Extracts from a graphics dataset
=======
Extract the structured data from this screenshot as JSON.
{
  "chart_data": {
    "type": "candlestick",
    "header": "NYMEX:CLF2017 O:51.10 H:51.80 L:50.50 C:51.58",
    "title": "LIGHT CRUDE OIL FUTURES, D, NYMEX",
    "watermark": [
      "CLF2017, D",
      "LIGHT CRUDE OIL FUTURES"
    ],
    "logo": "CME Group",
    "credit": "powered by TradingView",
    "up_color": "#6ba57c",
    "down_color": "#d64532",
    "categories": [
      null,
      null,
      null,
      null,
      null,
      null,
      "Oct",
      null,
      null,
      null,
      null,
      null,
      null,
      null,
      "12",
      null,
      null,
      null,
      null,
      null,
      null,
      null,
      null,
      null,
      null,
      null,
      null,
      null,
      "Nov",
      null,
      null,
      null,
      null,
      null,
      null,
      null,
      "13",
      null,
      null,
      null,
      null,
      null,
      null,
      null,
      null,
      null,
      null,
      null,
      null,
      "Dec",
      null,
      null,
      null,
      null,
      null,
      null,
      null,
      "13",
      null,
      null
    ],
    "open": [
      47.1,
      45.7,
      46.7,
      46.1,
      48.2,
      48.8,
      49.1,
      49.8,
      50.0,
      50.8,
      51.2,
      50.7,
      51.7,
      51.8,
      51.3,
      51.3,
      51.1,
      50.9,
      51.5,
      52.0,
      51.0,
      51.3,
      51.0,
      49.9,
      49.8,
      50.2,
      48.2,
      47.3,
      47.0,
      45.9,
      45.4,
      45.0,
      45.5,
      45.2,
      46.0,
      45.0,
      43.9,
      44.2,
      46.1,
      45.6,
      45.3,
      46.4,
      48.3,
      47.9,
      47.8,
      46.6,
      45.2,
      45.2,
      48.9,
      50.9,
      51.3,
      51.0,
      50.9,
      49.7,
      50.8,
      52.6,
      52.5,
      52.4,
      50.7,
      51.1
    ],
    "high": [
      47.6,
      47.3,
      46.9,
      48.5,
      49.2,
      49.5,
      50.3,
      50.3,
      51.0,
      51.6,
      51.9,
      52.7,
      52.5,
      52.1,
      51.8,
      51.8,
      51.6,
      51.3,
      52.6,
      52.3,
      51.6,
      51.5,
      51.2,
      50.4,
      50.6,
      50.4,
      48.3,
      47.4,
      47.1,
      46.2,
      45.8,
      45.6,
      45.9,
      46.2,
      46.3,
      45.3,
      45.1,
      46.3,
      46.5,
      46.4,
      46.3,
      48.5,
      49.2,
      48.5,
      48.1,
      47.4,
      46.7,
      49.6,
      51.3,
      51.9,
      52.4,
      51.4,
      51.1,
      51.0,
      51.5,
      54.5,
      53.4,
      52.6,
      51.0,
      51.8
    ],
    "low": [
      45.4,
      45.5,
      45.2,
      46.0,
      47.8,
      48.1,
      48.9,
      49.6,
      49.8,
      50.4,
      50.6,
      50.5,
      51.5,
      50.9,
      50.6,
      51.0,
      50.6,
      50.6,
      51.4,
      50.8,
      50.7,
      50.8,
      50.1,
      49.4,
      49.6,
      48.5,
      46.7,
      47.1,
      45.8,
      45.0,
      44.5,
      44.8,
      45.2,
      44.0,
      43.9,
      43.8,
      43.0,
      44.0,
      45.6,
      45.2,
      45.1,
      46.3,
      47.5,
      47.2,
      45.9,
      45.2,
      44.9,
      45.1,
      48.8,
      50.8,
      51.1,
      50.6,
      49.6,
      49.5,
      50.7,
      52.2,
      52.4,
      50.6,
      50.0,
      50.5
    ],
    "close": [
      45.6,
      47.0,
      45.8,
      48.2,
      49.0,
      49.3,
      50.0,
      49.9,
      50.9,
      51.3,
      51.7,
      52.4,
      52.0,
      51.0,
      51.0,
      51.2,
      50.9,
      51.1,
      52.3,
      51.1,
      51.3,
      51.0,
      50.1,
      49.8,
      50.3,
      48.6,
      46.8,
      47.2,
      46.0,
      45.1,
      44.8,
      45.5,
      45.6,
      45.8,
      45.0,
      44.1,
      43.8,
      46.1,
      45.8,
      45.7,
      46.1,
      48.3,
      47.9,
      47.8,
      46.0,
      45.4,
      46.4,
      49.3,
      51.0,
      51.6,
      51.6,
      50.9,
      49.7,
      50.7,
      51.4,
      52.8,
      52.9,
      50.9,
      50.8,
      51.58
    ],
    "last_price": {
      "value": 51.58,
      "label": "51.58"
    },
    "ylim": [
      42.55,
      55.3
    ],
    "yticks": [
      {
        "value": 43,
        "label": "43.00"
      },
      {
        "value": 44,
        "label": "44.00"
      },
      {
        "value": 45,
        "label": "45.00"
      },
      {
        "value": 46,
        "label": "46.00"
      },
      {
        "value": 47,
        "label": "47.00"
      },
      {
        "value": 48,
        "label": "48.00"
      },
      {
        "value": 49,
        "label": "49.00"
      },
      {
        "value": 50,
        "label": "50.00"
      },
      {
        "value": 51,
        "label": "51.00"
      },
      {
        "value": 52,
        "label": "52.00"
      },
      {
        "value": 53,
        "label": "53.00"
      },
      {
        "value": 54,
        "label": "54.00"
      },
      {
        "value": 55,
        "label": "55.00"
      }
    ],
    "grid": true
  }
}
=======
* [WHAT TO WORK ON] Return each line among the entries that holds the word "NYMEX".

* [WRITTEN RESPONSE]
    "header": "NYMEX:CLF2017 O:51.10 H:51.80 L:50.50 C:51.58",
    "title": "LIGHT CRUDE OIL FUTURES, D, NYMEX",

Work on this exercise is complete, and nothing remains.